Problem:
Copy out each line of the data that holds the word "selected".
:: Input records
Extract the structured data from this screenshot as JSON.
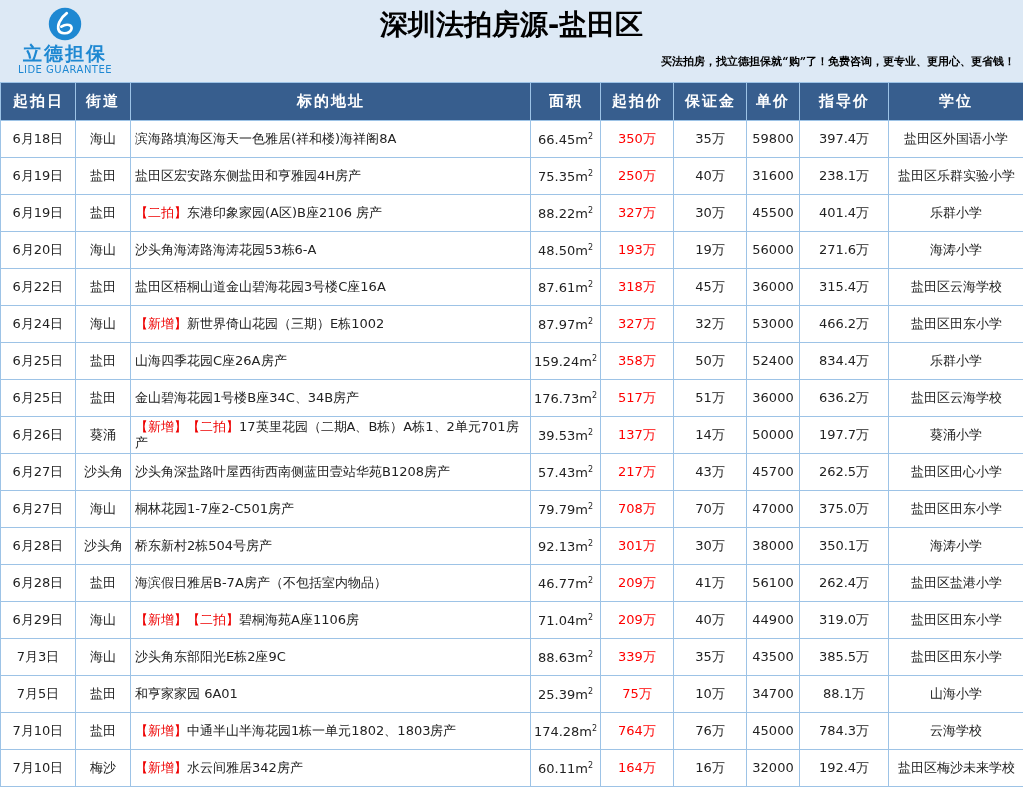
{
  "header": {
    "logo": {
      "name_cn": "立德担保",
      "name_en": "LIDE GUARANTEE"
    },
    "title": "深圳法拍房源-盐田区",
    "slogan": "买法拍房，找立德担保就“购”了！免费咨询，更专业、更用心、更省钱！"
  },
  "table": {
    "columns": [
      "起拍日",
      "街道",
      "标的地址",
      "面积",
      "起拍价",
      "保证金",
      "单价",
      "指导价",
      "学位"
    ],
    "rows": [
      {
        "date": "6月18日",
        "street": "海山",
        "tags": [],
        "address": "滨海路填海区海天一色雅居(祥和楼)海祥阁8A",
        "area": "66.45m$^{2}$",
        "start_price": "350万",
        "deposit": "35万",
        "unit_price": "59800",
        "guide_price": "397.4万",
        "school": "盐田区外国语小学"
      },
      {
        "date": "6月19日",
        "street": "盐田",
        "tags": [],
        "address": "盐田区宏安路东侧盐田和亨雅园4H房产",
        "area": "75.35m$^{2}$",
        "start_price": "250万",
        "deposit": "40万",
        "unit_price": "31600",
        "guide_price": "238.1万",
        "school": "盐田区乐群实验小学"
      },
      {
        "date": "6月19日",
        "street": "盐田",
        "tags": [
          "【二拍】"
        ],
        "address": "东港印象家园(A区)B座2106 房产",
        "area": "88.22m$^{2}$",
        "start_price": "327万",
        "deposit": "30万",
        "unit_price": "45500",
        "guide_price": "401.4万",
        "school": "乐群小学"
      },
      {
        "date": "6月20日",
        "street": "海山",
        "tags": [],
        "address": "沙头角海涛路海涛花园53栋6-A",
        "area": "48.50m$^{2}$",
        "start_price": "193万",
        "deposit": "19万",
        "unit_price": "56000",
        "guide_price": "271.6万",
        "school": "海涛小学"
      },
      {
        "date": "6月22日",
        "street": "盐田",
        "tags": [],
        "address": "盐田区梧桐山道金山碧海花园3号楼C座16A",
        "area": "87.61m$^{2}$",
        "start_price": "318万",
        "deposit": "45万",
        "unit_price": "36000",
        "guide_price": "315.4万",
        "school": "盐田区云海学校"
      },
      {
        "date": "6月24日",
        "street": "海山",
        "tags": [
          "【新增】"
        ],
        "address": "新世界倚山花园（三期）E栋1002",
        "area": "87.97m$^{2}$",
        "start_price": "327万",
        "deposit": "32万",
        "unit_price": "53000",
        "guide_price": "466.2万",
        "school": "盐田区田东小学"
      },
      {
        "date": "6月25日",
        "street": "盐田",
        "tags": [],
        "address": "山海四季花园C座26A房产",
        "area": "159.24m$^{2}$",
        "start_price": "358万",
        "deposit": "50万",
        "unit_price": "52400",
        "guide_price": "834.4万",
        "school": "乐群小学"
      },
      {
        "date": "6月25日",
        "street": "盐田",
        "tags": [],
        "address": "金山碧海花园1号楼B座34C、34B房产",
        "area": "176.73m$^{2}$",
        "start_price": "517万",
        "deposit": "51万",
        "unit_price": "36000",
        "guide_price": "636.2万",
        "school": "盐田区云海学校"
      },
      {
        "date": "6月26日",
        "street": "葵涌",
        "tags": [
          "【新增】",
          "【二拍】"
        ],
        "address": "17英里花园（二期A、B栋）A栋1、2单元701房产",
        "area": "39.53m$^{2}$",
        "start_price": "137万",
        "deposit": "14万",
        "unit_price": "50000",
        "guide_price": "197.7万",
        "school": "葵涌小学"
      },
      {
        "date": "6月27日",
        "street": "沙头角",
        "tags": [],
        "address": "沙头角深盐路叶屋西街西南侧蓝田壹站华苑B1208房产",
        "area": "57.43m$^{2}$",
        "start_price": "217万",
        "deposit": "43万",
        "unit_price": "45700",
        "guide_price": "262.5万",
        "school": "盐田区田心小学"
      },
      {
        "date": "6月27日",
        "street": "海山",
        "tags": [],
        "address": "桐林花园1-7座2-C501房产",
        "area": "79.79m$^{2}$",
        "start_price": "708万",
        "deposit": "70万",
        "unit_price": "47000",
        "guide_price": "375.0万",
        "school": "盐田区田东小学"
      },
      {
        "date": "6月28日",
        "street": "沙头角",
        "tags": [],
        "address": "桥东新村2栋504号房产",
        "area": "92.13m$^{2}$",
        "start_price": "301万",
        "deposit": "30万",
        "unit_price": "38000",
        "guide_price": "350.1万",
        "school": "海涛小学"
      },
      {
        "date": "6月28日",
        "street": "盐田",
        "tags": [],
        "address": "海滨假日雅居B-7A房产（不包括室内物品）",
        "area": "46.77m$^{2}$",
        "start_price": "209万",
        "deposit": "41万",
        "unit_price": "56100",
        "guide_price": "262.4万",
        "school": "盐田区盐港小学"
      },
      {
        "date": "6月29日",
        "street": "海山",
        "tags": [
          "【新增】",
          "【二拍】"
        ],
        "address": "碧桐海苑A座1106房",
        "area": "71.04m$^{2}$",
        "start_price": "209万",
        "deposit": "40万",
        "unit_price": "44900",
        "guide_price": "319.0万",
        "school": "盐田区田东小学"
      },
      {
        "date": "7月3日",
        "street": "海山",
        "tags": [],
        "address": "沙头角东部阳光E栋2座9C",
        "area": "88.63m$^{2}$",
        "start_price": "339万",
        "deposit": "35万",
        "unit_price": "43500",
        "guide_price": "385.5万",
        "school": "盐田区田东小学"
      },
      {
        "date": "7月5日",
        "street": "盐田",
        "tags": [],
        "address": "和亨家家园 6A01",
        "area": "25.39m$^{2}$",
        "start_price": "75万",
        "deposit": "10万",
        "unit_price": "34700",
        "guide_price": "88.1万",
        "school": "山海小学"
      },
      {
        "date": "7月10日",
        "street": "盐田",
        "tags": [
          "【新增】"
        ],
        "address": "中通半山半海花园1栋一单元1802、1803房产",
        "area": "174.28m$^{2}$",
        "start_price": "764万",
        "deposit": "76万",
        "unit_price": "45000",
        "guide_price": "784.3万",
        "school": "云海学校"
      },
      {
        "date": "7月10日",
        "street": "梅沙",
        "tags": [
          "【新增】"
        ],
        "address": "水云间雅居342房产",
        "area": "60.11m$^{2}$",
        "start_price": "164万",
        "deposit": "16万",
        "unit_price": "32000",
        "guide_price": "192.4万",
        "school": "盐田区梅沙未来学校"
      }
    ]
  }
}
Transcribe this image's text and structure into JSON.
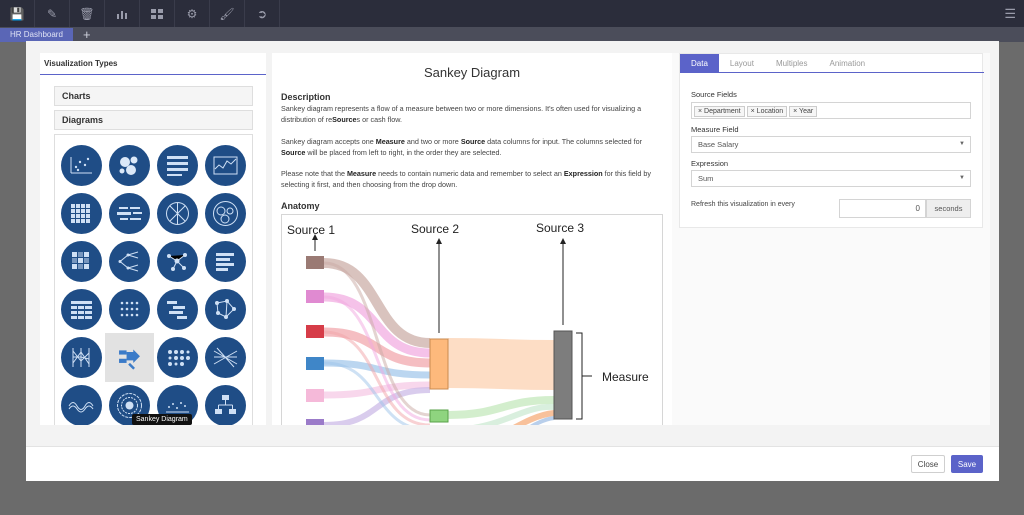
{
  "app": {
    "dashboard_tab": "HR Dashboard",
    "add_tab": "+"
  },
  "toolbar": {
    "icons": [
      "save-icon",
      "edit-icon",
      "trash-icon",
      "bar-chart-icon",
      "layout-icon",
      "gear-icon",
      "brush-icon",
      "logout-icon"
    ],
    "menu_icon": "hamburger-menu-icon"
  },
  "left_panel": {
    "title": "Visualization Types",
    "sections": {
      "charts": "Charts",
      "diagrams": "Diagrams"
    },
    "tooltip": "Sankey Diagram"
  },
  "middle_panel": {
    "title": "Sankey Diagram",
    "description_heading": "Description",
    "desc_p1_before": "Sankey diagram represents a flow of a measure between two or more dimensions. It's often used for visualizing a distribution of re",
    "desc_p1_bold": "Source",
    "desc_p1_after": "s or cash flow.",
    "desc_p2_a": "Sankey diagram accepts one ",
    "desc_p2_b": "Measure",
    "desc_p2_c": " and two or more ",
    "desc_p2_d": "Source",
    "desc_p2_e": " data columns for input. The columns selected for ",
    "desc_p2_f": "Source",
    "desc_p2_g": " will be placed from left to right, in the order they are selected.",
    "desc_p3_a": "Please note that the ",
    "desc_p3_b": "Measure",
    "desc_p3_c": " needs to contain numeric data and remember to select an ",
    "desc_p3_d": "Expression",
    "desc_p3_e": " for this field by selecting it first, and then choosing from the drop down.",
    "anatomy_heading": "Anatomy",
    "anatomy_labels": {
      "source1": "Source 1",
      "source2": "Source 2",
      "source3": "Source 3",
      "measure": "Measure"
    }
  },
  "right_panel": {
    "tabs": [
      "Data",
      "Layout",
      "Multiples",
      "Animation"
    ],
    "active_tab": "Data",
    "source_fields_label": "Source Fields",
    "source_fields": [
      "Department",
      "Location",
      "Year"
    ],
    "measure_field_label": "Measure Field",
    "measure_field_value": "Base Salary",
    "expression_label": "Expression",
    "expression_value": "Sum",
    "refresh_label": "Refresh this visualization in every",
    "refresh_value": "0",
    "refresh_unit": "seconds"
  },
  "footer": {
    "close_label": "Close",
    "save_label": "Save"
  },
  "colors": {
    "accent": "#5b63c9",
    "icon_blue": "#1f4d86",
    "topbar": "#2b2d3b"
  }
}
::::
Answer to the exercise:
    "desc_p2_e": " data columns for input. The columns selected for ",
    "desc_p2_g": " will be placed from left to right, in the order they are selected.",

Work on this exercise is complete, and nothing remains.